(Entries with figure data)
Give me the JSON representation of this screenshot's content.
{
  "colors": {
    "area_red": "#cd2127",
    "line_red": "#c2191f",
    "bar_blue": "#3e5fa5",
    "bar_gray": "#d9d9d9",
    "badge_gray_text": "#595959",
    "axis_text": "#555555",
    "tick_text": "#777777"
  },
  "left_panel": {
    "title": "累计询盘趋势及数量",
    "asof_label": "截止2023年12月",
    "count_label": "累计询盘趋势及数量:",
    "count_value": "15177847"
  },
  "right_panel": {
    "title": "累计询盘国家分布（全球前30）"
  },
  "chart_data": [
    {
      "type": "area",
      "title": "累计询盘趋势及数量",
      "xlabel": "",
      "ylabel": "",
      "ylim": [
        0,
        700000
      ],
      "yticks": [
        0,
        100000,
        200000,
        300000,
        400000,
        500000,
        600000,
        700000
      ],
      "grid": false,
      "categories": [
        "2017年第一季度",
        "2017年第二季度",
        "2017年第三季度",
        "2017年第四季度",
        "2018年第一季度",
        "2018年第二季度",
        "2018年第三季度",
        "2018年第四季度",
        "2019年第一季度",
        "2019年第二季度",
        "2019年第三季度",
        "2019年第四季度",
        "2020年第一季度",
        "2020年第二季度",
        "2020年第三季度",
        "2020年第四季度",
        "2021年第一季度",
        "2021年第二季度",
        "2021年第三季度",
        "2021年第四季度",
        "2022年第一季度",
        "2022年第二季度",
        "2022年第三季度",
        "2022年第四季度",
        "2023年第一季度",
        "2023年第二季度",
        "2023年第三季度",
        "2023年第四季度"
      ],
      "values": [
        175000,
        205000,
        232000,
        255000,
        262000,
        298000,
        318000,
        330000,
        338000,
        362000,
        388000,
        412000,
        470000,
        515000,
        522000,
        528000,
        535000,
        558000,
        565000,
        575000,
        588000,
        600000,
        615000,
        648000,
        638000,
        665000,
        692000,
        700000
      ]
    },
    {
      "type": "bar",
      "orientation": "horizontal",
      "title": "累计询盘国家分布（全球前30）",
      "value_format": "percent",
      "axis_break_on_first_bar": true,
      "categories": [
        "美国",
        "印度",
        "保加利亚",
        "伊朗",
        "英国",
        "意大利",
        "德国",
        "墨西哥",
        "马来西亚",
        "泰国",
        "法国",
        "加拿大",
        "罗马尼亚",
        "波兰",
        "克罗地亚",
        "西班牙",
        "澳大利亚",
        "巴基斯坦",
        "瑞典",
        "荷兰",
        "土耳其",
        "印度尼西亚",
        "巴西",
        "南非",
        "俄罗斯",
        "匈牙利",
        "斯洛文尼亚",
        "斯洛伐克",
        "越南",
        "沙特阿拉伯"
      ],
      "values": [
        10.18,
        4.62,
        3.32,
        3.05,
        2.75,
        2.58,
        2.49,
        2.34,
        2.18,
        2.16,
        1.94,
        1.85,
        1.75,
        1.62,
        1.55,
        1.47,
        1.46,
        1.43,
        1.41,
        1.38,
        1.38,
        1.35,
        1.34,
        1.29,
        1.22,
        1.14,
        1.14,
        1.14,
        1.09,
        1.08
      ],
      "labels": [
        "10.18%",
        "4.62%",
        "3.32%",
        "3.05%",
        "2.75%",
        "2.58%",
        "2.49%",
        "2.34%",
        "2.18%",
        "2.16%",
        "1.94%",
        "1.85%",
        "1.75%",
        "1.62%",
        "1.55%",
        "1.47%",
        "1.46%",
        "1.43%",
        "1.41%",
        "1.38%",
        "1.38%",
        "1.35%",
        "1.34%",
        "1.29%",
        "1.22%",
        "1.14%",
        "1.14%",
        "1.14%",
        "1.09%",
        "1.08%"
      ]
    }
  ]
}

### WHAT THE EXERCISE ASKS
Write the material out exactly, with nothing left out.

### REPLY
Give me the JSON representation of this screenshot's content.
{
  "colors": {
    "area_red": "#cd2127",
    "line_red": "#c2191f",
    "bar_blue": "#3e5fa5",
    "bar_gray": "#d9d9d9",
    "badge_gray_text": "#595959",
    "axis_text": "#555555",
    "tick_text": "#777777"
  },
  "left_panel": {
    "title": "累计询盘趋势及数量",
    "asof_label": "截止2023年12月",
    "count_label": "累计询盘趋势及数量:",
    "count_value": "15177847"
  },
  "right_panel": {
    "title": "累计询盘国家分布（全球前30）"
  },
  "chart_data": [
    {
      "type": "area",
      "title": "累计询盘趋势及数量",
      "xlabel": "",
      "ylabel": "",
      "ylim": [
        0,
        700000
      ],
      "yticks": [
        0,
        100000,
        200000,
        300000,
        400000,
        500000,
        600000,
        700000
      ],
      "grid": false,
      "categories": [
        "2017年第一季度",
        "2017年第二季度",
        "2017年第三季度",
        "2017年第四季度",
        "2018年第一季度",
        "2018年第二季度",
        "2018年第三季度",
        "2018年第四季度",
        "2019年第一季度",
        "2019年第二季度",
        "2019年第三季度",
        "2019年第四季度",
        "2020年第一季度",
        "2020年第二季度",
        "2020年第三季度",
        "2020年第四季度",
        "2021年第一季度",
        "2021年第二季度",
        "2021年第三季度",
        "2021年第四季度",
        "2022年第一季度",
        "2022年第二季度",
        "2022年第三季度",
        "2022年第四季度",
        "2023年第一季度",
        "2023年第二季度",
        "2023年第三季度",
        "2023年第四季度"
      ],
      "values": [
        175000,
        205000,
        232000,
        255000,
        262000,
        298000,
        318000,
        330000,
        338000,
        362000,
        388000,
        412000,
        470000,
        515000,
        522000,
        528000,
        535000,
        558000,
        565000,
        575000,
        588000,
        600000,
        615000,
        648000,
        638000,
        665000,
        692000,
        700000
      ]
    },
    {
      "type": "bar",
      "orientation": "horizontal",
      "title": "累计询盘国家分布（全球前30）",
      "value_format": "percent",
      "axis_break_on_first_bar": true,
      "categories": [
        "美国",
        "印度",
        "保加利亚",
        "伊朗",
        "英国",
        "意大利",
        "德国",
        "墨西哥",
        "马来西亚",
        "泰国",
        "法国",
        "加拿大",
        "罗马尼亚",
        "波兰",
        "克罗地亚",
        "西班牙",
        "澳大利亚",
        "巴基斯坦",
        "瑞典",
        "荷兰",
        "土耳其",
        "印度尼西亚",
        "巴西",
        "南非",
        "俄罗斯",
        "匈牙利",
        "斯洛文尼亚",
        "斯洛伐克",
        "越南",
        "沙特阿拉伯"
      ],
      "values": [
        10.18,
        4.62,
        3.32,
        3.05,
        2.75,
        2.58,
        2.49,
        2.34,
        2.18,
        2.16,
        1.94,
        1.85,
        1.75,
        1.62,
        1.55,
        1.47,
        1.46,
        1.43,
        1.41,
        1.38,
        1.38,
        1.35,
        1.34,
        1.29,
        1.22,
        1.14,
        1.14,
        1.14,
        1.09,
        1.08
      ],
      "labels": [
        "10.18%",
        "4.62%",
        "3.32%",
        "3.05%",
        "2.75%",
        "2.58%",
        "2.49%",
        "2.34%",
        "2.18%",
        "2.16%",
        "1.94%",
        "1.85%",
        "1.75%",
        "1.62%",
        "1.55%",
        "1.47%",
        "1.46%",
        "1.43%",
        "1.41%",
        "1.38%",
        "1.38%",
        "1.35%",
        "1.34%",
        "1.29%",
        "1.22%",
        "1.14%",
        "1.14%",
        "1.14%",
        "1.09%",
        "1.08%"
      ]
    }
  ]
}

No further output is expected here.